## start RECORDS SHOWN
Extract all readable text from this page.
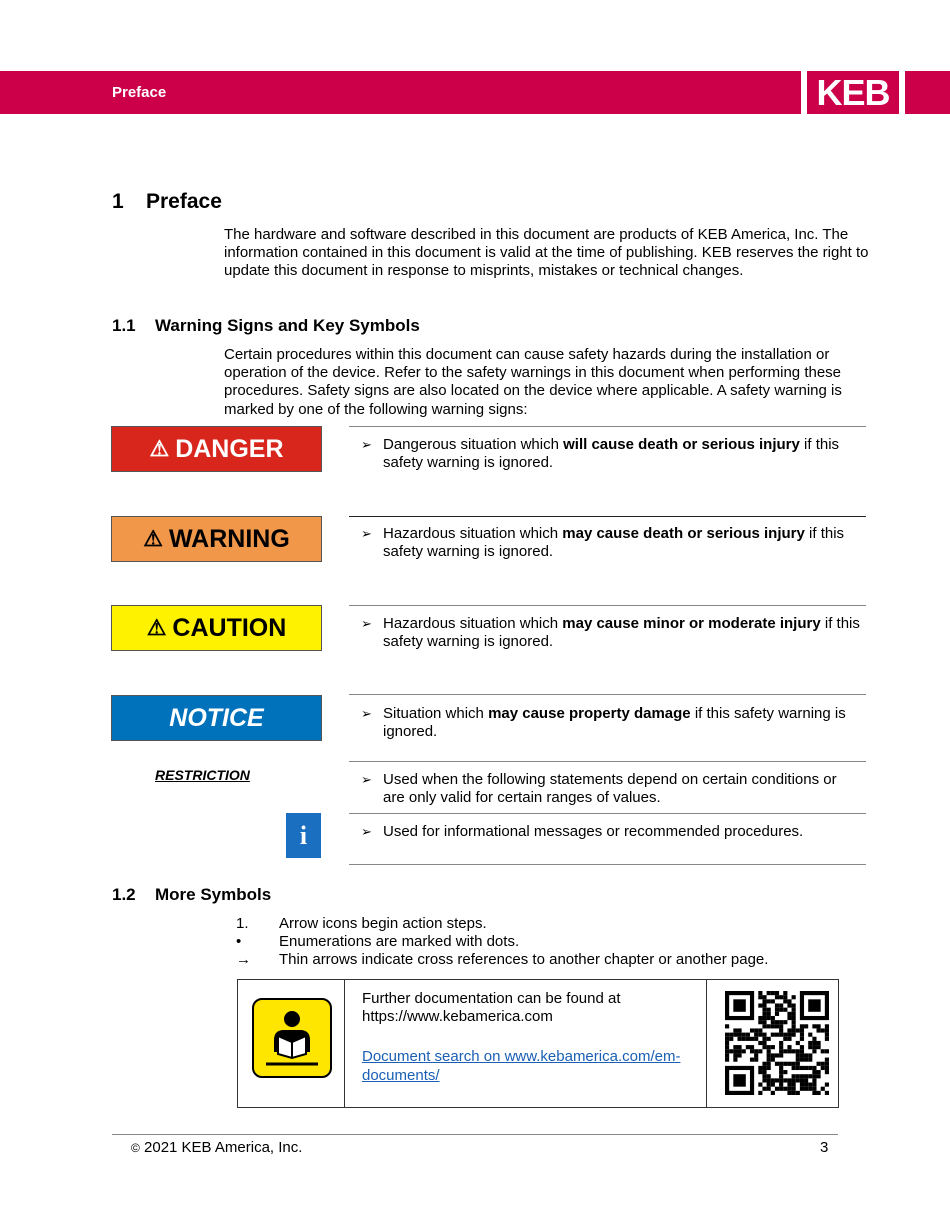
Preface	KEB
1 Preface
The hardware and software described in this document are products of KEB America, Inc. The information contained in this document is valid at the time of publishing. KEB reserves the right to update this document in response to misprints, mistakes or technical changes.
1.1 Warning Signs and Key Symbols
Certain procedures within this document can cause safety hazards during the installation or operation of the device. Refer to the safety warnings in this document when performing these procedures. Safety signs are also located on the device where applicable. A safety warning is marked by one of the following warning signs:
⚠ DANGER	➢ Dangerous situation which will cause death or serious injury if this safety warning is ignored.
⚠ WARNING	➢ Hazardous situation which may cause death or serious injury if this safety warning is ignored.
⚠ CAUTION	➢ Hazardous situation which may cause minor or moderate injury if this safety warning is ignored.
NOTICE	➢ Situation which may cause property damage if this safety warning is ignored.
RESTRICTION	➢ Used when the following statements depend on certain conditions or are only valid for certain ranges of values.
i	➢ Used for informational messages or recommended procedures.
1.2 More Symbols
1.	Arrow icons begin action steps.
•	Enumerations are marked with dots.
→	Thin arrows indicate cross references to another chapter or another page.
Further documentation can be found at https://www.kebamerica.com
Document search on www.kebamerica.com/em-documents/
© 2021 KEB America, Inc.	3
## end RECORDS SHOWN
## start RECORDS SHOWN
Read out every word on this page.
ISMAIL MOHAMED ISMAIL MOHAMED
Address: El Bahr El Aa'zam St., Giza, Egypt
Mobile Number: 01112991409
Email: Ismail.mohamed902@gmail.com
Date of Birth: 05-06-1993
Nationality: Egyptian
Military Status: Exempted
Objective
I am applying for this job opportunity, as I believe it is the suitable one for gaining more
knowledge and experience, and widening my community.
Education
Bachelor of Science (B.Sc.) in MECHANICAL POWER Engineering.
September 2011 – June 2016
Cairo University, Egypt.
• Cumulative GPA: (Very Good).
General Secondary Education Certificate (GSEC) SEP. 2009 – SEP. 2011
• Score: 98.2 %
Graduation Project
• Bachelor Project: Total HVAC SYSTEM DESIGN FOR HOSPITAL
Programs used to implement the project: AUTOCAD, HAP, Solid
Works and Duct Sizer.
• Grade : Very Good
## end RECORDS SHOWN
[GIVEN EXERCISE] Answer with one number only: how many lines above contain the word "ignored".

[EXPECTED OUTPUT] 4